═════ LISTED ENTRIES ═════

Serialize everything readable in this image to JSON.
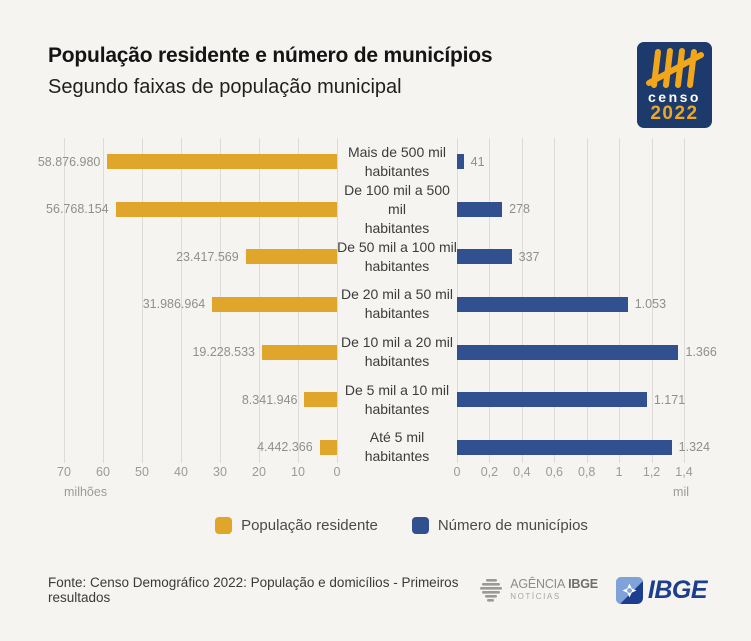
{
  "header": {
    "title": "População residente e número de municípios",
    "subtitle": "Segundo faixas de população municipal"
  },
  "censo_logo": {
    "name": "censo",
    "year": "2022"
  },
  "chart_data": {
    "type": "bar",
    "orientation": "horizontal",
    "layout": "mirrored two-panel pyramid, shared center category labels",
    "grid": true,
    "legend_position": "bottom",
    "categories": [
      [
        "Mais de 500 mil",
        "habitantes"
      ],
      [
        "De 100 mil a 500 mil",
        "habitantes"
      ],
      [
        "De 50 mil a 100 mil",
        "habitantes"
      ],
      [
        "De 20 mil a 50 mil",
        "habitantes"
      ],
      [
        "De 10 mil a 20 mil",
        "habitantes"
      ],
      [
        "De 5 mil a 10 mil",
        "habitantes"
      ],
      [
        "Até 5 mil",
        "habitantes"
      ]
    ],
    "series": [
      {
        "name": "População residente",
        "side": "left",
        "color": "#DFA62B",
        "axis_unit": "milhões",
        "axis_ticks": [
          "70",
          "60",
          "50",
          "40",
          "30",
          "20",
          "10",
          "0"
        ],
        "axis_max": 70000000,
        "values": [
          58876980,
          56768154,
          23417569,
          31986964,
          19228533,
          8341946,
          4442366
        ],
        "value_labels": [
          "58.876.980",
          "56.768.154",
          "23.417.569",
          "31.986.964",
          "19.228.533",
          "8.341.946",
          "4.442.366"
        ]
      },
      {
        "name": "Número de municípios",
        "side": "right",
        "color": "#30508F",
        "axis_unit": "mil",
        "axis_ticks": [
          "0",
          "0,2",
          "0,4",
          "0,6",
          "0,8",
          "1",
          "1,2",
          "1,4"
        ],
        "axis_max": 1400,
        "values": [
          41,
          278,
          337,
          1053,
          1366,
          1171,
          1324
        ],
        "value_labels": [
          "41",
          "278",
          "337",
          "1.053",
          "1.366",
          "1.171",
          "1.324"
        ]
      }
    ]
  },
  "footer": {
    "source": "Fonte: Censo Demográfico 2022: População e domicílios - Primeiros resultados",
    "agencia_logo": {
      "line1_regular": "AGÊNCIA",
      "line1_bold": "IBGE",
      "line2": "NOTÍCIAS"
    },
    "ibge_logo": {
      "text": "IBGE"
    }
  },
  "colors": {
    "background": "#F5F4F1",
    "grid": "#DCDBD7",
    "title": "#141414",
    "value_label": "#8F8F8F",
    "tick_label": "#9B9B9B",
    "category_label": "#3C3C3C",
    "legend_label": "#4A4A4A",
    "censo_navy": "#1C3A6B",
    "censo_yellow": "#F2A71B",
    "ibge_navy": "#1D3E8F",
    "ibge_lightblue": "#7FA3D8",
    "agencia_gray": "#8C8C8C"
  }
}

═════
═════ LISTED ENTRIES ═════

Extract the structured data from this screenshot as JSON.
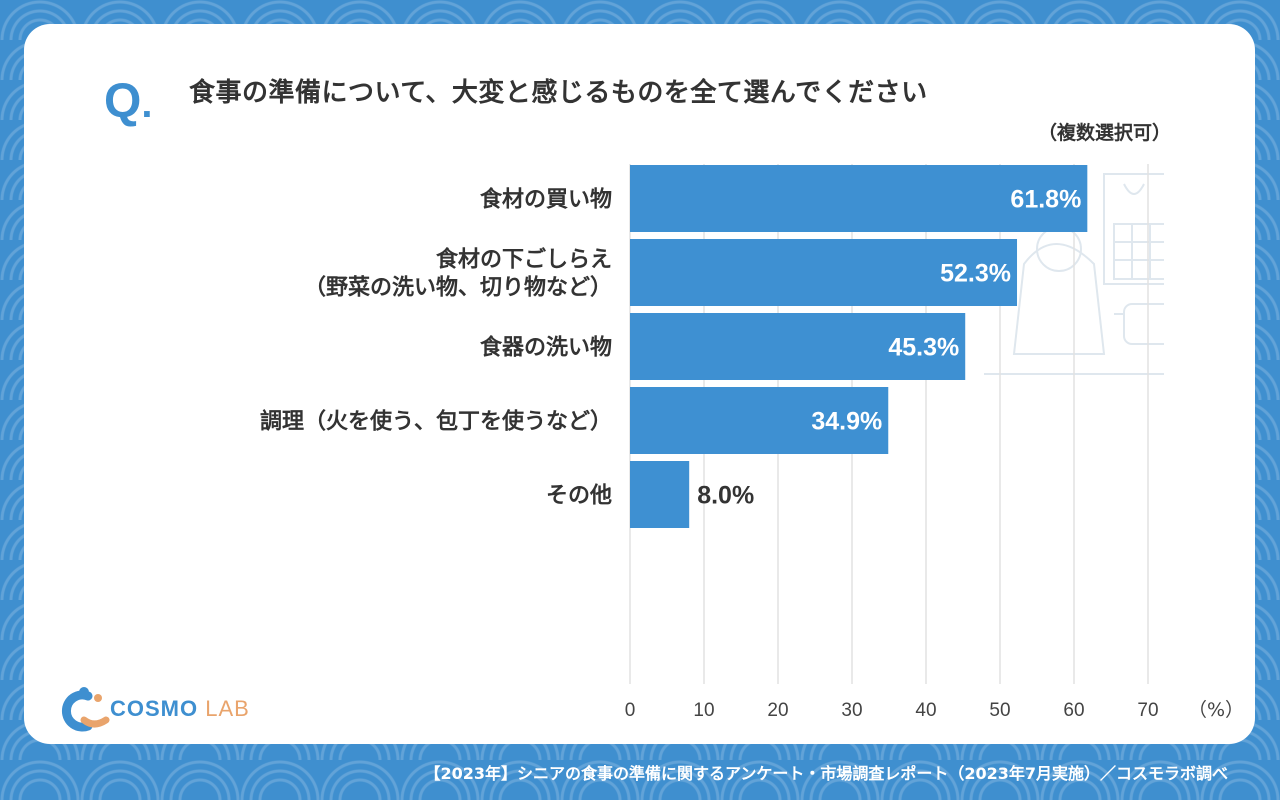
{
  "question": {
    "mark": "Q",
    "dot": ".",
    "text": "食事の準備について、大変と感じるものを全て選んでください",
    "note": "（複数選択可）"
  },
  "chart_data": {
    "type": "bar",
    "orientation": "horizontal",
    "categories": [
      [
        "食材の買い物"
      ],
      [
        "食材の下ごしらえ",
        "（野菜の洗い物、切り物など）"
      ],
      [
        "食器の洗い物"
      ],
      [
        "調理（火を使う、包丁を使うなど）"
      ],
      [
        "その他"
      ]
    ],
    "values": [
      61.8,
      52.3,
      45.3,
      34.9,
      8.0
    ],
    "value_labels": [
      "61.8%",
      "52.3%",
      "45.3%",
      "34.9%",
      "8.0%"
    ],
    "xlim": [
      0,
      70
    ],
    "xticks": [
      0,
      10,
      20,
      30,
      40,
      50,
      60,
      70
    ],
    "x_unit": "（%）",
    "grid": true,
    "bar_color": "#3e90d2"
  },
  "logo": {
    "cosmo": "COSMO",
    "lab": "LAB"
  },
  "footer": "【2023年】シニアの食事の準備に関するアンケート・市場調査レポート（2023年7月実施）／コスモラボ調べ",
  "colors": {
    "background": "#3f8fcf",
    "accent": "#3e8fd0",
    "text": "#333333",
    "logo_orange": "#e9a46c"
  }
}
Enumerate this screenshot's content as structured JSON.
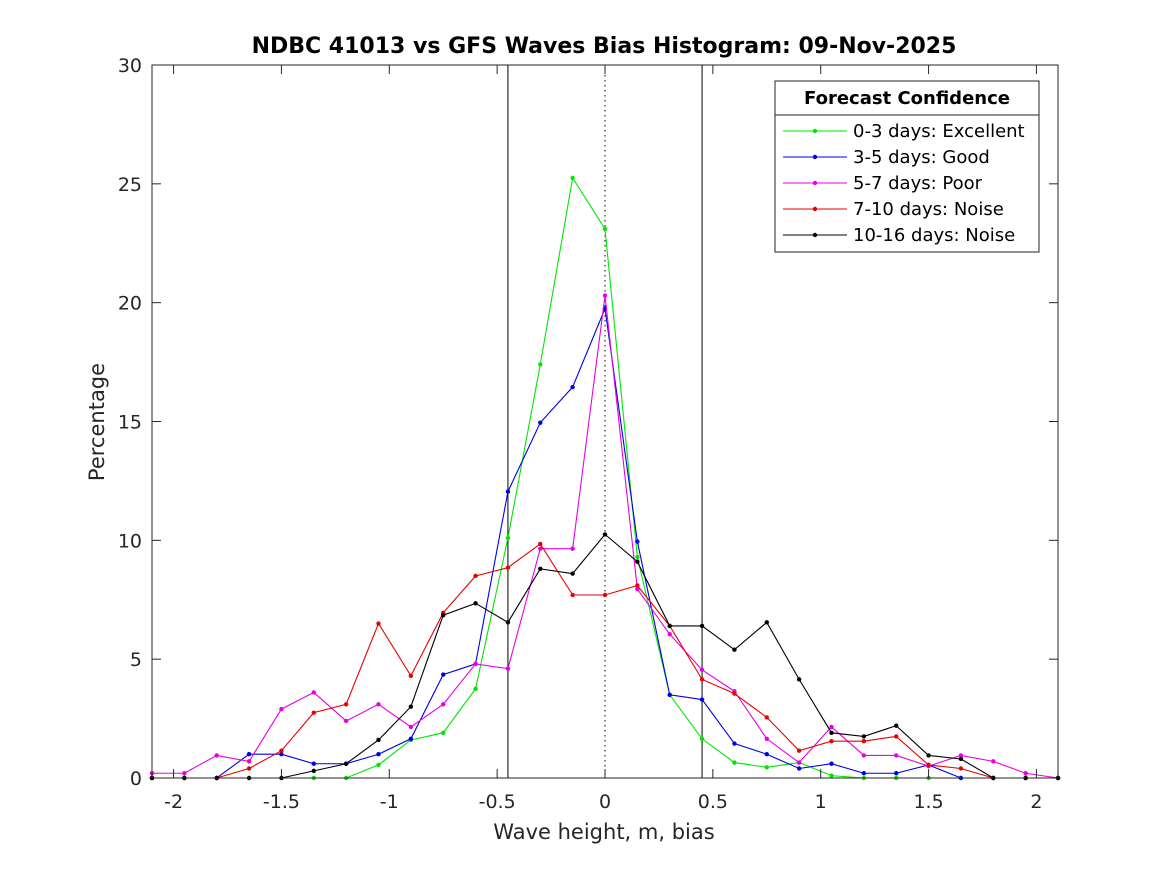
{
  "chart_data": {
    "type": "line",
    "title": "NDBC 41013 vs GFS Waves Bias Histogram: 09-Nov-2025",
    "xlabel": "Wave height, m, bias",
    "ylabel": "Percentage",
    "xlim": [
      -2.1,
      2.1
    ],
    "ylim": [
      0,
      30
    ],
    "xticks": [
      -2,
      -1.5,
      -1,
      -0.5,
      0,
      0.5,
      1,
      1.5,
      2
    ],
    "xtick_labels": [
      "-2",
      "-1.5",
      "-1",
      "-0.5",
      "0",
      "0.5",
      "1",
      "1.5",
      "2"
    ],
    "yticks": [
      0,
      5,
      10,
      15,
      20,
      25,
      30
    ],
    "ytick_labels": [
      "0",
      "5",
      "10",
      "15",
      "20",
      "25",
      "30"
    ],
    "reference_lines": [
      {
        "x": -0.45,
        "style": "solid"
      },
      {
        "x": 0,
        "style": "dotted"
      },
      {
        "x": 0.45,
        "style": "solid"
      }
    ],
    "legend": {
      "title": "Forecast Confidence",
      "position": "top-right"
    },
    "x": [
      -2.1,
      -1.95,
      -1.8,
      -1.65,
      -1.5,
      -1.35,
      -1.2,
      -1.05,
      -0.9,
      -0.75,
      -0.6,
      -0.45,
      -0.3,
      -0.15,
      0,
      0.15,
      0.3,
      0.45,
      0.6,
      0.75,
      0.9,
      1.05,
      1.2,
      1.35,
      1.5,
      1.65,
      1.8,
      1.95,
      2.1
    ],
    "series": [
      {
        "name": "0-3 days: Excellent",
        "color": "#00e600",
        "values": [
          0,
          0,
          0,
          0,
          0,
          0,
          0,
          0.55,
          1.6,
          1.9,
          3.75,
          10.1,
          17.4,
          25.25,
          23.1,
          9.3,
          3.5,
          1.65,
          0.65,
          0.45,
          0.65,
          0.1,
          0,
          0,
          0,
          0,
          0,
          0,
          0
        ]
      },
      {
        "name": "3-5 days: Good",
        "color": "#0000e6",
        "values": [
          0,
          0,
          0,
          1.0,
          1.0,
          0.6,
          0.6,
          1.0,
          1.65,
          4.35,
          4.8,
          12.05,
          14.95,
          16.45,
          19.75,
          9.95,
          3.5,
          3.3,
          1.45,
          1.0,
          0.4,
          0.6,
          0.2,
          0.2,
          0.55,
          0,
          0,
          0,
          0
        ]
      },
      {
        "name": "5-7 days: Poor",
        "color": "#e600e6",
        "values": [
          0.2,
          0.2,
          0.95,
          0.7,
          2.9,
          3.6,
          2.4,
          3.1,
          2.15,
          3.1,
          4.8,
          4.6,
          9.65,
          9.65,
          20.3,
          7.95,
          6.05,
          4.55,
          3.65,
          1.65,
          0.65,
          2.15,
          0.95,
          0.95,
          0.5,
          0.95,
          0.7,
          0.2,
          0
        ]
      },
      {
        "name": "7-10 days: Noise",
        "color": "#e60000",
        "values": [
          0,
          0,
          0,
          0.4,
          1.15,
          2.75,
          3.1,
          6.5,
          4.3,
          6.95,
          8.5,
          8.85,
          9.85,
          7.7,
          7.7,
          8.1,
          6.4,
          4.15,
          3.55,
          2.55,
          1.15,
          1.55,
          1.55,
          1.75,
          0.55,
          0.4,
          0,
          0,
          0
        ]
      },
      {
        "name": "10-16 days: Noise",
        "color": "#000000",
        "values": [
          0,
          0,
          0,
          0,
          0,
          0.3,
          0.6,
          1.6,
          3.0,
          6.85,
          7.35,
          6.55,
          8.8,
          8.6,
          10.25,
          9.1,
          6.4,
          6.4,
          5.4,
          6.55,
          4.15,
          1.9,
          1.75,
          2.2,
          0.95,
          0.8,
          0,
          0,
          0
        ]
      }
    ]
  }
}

═════
═════ LISTED ENTRIES ═════

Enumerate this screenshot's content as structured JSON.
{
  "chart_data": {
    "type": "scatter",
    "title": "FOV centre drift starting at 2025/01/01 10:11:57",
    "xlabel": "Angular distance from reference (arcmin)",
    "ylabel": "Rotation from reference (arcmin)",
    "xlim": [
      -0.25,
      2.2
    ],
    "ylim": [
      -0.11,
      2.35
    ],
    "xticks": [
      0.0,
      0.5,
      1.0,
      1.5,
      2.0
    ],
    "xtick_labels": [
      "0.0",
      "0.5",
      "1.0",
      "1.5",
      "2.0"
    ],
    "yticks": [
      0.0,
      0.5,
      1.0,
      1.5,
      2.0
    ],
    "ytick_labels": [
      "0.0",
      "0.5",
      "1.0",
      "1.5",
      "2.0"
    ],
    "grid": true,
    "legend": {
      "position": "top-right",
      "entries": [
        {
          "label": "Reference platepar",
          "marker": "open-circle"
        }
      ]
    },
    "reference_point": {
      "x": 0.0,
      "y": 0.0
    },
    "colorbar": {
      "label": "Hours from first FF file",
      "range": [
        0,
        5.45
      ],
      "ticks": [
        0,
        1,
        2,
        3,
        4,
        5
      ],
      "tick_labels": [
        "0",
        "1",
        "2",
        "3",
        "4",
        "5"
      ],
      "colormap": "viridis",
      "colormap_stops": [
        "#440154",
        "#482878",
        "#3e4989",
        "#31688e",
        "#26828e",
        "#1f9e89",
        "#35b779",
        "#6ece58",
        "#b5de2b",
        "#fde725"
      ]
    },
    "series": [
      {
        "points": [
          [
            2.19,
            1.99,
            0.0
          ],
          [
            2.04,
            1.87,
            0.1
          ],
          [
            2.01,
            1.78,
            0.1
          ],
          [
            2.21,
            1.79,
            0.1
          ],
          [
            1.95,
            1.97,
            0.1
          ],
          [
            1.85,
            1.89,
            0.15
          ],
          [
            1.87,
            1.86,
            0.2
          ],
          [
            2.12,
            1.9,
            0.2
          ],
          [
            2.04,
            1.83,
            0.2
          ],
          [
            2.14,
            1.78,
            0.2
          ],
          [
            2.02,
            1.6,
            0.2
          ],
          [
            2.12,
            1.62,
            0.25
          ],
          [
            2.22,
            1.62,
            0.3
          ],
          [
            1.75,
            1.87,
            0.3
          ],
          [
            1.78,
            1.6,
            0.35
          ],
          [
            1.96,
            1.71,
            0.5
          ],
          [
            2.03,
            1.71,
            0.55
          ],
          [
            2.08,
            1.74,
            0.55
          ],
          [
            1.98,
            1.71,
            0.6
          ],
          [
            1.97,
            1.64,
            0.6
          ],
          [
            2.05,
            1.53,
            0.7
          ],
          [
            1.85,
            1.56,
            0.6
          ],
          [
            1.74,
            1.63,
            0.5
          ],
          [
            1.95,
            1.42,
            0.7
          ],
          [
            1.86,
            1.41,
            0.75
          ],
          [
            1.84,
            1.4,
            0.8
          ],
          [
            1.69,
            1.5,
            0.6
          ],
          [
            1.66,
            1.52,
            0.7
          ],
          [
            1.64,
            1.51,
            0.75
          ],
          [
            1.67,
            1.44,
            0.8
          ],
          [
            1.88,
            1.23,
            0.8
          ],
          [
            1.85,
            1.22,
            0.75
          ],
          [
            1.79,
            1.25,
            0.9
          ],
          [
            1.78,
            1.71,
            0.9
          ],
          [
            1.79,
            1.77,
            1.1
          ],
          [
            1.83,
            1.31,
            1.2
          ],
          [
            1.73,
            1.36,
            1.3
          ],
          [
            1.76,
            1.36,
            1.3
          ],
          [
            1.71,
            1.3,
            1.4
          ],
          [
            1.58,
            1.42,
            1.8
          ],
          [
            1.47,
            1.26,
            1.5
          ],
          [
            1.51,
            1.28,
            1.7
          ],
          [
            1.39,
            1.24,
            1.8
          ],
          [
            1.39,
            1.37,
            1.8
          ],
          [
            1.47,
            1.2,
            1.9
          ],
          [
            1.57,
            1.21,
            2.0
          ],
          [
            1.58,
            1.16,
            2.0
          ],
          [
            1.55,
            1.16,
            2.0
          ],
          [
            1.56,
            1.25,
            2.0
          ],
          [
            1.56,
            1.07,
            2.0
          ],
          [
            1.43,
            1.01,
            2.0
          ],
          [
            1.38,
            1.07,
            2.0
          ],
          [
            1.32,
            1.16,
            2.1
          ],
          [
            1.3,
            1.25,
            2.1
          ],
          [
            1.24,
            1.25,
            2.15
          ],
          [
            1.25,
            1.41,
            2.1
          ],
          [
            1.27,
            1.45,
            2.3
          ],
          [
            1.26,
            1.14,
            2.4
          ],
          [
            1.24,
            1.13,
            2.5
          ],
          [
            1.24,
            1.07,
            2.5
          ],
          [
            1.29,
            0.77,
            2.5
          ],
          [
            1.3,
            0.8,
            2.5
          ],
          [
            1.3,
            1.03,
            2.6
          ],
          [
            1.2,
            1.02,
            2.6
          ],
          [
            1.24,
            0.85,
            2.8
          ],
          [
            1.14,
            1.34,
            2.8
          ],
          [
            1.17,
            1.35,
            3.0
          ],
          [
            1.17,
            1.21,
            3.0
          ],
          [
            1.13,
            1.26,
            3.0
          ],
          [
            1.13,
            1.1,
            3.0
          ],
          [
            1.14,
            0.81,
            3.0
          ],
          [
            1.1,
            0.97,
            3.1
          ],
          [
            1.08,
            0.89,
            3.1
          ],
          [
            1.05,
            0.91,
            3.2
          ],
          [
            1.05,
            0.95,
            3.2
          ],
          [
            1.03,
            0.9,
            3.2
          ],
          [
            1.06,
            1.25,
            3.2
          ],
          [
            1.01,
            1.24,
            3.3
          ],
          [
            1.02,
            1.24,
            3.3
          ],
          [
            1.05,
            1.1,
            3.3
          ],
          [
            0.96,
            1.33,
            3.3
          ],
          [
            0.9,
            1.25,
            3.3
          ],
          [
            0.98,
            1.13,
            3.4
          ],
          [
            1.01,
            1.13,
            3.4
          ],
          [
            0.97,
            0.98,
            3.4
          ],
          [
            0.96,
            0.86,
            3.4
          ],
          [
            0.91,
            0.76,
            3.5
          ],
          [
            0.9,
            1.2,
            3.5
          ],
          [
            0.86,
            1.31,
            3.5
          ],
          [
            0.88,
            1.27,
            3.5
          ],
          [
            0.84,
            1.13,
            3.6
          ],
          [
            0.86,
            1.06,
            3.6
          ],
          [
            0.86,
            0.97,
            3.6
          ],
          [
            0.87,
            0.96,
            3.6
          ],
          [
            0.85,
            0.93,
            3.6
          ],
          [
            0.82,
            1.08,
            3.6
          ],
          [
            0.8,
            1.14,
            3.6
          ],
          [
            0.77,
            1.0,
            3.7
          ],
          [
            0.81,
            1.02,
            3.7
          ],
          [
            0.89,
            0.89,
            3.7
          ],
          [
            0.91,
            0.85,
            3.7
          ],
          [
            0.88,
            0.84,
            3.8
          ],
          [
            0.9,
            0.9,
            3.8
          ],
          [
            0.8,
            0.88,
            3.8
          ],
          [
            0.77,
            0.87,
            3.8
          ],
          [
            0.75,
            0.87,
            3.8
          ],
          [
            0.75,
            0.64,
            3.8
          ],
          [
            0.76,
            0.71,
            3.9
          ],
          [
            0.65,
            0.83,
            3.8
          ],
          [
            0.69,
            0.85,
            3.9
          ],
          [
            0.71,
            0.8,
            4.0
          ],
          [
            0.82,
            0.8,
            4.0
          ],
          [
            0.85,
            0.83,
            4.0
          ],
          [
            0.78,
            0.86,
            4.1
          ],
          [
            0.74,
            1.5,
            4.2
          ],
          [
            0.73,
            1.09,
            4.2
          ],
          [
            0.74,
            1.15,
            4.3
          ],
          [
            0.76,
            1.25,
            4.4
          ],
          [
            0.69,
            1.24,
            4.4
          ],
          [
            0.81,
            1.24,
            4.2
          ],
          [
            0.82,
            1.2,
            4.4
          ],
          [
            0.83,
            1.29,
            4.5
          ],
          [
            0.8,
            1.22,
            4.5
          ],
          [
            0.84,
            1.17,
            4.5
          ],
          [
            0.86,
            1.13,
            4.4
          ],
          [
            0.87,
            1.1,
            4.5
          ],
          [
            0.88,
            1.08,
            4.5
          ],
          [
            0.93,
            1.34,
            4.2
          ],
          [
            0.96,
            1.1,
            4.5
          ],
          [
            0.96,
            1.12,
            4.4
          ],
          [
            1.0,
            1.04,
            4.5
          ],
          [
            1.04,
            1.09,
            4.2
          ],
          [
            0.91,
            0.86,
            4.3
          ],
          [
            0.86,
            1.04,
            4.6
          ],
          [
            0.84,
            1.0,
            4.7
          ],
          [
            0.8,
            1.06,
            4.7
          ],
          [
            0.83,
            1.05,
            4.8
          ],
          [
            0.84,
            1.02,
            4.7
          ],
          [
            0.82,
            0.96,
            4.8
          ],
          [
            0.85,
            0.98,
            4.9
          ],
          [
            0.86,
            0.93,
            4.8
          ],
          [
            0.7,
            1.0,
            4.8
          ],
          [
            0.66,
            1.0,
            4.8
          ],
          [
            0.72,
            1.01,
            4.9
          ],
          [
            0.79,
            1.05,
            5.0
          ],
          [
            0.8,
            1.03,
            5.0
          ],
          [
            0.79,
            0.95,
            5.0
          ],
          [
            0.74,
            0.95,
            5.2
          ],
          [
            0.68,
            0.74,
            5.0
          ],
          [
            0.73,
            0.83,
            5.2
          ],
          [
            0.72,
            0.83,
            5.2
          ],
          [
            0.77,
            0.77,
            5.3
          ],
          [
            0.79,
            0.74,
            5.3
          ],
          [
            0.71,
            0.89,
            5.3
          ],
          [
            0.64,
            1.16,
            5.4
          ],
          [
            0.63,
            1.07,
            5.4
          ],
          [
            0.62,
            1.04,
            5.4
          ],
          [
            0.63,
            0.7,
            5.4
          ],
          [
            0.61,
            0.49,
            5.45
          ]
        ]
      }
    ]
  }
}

═════

Filter for "Noise". Return all lines that hold it.

EXPECTED ANSWER:
        "name": "7-10 days: Noise",
        "name": "10-16 days: Noise",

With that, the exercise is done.